▶ _What to produce_: Copy out all lines with the word "sitä" in them.

▶ _Provided material_:
**********

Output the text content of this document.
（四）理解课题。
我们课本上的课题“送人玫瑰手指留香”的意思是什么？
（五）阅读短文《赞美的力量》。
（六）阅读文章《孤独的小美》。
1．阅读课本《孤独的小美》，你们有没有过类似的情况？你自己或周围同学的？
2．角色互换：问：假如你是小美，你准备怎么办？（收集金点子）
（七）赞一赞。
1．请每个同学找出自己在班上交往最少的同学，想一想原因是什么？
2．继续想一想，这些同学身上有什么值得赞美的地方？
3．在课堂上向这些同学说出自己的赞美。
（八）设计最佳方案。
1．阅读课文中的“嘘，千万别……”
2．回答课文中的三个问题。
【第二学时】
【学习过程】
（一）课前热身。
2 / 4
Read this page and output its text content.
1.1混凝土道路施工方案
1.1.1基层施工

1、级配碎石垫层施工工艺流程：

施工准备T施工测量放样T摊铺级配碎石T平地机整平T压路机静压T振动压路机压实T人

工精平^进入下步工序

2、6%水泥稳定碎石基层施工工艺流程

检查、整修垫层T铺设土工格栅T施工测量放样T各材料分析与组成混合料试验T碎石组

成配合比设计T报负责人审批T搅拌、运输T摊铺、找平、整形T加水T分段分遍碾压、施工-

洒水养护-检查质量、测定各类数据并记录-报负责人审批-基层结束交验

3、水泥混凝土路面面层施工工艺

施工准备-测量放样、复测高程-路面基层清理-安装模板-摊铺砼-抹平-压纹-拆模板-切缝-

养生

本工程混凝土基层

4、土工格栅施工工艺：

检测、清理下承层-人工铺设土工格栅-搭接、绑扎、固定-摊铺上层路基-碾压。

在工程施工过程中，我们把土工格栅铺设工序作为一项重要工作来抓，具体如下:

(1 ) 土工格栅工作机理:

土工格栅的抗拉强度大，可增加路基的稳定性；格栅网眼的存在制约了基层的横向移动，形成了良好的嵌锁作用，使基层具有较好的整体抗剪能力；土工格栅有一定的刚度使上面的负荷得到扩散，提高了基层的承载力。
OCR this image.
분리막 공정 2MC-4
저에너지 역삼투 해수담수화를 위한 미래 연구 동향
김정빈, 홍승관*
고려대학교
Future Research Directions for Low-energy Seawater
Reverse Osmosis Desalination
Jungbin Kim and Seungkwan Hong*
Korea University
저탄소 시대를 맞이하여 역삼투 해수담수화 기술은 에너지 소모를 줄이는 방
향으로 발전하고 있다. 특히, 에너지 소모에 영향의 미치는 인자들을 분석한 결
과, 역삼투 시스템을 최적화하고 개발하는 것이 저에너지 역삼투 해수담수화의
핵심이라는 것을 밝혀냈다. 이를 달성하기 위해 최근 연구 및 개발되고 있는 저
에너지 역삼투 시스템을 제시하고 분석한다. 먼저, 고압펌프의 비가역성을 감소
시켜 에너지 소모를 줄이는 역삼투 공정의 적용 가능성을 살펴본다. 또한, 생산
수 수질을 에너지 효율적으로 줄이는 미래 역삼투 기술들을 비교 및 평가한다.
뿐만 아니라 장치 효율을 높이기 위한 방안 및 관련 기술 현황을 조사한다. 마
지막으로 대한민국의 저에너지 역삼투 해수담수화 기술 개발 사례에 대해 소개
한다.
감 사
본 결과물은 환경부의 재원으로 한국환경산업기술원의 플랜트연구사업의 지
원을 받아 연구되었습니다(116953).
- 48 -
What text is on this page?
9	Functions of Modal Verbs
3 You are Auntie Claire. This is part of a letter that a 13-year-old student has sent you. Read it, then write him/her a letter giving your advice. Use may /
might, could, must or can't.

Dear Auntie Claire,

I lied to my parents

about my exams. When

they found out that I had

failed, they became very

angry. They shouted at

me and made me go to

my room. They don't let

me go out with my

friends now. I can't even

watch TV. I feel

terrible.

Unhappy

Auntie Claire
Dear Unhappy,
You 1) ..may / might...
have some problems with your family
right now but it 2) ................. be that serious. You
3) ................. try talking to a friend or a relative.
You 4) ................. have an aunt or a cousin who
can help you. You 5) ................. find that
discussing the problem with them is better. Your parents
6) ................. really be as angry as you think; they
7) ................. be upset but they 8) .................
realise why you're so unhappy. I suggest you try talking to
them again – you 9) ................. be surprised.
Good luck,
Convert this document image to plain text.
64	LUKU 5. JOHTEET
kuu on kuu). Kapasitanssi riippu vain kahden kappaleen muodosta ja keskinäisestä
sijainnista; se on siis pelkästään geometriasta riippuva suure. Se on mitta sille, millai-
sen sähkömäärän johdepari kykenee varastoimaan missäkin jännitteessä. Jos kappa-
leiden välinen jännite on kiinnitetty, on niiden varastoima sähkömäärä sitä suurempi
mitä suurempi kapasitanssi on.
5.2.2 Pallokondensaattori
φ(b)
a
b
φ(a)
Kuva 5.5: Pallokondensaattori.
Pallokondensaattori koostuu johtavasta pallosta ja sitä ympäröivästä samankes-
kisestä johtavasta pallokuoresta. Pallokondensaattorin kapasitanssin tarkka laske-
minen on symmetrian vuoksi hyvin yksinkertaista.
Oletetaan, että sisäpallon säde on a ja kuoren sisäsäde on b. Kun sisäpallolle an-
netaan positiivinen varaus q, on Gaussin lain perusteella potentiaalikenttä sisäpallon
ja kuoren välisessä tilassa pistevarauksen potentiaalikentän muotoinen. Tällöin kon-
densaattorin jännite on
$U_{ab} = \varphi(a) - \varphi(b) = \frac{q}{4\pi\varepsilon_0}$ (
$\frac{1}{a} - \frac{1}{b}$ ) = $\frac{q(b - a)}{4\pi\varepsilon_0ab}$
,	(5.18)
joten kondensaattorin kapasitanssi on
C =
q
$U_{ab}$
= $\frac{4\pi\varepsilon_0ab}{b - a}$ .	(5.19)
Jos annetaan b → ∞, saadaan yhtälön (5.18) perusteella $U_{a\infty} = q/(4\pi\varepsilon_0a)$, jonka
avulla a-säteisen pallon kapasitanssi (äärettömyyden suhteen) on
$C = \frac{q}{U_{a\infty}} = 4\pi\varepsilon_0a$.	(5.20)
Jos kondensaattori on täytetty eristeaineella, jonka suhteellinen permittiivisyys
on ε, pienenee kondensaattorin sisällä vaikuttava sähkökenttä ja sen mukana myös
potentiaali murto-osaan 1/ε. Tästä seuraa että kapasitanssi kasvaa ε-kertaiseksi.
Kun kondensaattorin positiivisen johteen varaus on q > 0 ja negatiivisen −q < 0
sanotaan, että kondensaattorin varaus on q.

**********

▶ _Task response_:
leiden välinen jännite on kiinnitetty, on niiden varastoima sähkömäärä sitä suurempi
Pallokondensaattori koostuu johtavasta pallosta ja sitä ympäröivästä samankes-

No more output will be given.